== What to do ==
Would you copy out the rows from the very first line up to and including the line with "timestamp-stamp: 15-Oct-2021 23:56: [560, 469, 636, 478]"?

== Entries provided ==

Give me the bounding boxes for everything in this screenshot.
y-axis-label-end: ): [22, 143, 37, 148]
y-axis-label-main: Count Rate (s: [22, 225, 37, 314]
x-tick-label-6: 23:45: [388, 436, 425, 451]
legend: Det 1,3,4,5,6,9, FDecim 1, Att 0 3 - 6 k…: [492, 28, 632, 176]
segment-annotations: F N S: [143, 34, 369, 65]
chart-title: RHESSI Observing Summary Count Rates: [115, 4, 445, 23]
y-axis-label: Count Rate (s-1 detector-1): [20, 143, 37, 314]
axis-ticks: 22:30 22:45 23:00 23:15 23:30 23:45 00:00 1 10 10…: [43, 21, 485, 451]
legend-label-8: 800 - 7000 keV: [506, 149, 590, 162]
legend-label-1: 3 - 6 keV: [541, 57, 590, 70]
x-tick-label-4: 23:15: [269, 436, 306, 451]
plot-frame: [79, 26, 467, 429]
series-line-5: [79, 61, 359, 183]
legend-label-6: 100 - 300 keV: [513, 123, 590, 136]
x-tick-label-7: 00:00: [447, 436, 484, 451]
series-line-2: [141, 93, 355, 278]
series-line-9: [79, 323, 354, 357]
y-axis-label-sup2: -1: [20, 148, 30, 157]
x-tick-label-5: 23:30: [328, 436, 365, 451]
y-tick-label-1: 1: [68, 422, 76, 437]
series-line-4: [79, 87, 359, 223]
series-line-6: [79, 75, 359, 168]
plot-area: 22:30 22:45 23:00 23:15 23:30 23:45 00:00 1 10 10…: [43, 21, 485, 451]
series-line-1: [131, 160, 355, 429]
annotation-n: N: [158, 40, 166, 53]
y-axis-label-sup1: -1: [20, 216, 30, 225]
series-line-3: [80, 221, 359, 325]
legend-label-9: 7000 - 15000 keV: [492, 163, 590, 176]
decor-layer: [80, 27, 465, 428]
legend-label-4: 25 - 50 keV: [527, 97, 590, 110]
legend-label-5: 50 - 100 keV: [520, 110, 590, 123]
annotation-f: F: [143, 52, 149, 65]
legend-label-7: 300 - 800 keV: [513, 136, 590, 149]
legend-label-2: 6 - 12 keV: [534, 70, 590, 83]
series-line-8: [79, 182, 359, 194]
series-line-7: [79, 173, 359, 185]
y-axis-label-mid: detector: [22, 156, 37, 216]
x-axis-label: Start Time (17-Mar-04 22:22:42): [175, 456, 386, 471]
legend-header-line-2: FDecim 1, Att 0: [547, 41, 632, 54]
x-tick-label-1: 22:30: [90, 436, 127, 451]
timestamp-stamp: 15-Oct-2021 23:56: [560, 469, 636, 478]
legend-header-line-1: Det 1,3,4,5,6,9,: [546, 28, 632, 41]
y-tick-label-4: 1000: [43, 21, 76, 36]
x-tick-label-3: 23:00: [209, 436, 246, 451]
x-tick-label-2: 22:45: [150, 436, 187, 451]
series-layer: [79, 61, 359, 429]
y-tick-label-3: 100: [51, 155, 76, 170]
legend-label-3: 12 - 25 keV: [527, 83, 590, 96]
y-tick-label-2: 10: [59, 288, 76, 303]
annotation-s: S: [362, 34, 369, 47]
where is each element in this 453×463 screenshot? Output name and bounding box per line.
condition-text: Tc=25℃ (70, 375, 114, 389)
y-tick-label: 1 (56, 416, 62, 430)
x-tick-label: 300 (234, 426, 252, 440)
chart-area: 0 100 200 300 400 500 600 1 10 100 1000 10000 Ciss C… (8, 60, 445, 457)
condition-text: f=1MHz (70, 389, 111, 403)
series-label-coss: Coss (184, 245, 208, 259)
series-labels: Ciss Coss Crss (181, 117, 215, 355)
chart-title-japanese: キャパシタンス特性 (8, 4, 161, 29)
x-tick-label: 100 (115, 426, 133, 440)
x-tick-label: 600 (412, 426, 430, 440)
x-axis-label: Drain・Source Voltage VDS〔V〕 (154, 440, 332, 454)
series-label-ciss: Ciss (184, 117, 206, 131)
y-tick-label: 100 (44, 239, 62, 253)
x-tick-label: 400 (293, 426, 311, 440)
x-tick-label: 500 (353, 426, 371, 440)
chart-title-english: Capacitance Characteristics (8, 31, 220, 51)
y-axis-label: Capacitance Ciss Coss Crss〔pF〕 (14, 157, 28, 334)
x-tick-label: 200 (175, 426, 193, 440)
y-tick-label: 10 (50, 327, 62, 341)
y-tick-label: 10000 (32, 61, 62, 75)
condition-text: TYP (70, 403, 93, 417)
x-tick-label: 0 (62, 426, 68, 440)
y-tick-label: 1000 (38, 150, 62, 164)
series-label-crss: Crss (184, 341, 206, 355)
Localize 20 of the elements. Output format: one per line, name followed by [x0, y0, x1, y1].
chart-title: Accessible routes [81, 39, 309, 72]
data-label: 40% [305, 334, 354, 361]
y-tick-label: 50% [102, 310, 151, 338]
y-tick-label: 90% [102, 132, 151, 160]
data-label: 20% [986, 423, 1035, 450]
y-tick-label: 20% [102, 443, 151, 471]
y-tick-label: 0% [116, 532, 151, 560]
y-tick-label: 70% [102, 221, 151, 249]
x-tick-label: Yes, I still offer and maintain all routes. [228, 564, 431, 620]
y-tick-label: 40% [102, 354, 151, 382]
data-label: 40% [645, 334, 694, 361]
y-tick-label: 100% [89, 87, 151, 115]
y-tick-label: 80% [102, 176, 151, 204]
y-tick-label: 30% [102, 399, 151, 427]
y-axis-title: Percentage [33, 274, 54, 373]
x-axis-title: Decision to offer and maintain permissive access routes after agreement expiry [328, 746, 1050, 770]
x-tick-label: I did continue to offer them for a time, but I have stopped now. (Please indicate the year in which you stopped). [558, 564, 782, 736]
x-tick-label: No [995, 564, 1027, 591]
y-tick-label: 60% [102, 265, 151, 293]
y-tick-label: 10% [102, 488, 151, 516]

== The output ==
Give me the bounding boxes for everything in this screenshot.
y-axis-label-end: ): [22, 143, 37, 148]
y-axis-label-main: Count Rate (s: [22, 225, 37, 314]
x-tick-label-6: 23:45: [388, 436, 425, 451]
legend: Det 1,3,4,5,6,9, FDecim 1, Att 0 3 - 6 k…: [492, 28, 632, 176]
segment-annotations: F N S: [143, 34, 369, 65]
chart-title: RHESSI Observing Summary Count Rates: [115, 4, 445, 23]
y-axis-label: Count Rate (s-1 detector-1): [20, 143, 37, 314]
axis-ticks: 22:30 22:45 23:00 23:15 23:30 23:45 00:00 1 10 10…: [43, 21, 485, 451]
legend-label-8: 800 - 7000 keV: [506, 149, 590, 162]
legend-label-1: 3 - 6 keV: [541, 57, 590, 70]
x-tick-label-4: 23:15: [269, 436, 306, 451]
plot-frame: [79, 26, 467, 429]
series-line-5: [79, 61, 359, 183]
legend-label-6: 100 - 300 keV: [513, 123, 590, 136]
x-tick-label-7: 00:00: [447, 436, 484, 451]
series-line-2: [141, 93, 355, 278]
series-line-9: [79, 323, 354, 357]
y-axis-label-sup2: -1: [20, 148, 30, 157]
x-tick-label-5: 23:30: [328, 436, 365, 451]
y-tick-label-1: 1: [68, 422, 76, 437]
series-line-4: [79, 87, 359, 223]
series-line-6: [79, 75, 359, 168]
plot-area: 22:30 22:45 23:00 23:15 23:30 23:45 00:00 1 10 10…: [43, 21, 485, 451]
series-line-1: [131, 160, 355, 429]
annotation-n: N: [158, 40, 166, 53]
y-axis-label-sup1: -1: [20, 216, 30, 225]
series-line-3: [80, 221, 359, 325]
legend-label-9: 7000 - 15000 keV: [492, 163, 590, 176]
decor-layer: [80, 27, 465, 428]
legend-label-4: 25 - 50 keV: [527, 97, 590, 110]
legend-label-5: 50 - 100 keV: [520, 110, 590, 123]
annotation-f: F: [143, 52, 149, 65]
legend-label-7: 300 - 800 keV: [513, 136, 590, 149]
legend-label-2: 6 - 12 keV: [534, 70, 590, 83]
series-line-8: [79, 182, 359, 194]
series-line-7: [79, 173, 359, 185]
y-axis-label-mid: detector: [22, 156, 37, 216]
x-axis-label: Start Time (17-Mar-04 22:22:42): [175, 456, 386, 471]
legend-header-line-2: FDecim 1, Att 0: [547, 41, 632, 54]
x-tick-label-1: 22:30: [90, 436, 127, 451]
timestamp-stamp: 15-Oct-2021 23:56: [560, 469, 636, 478]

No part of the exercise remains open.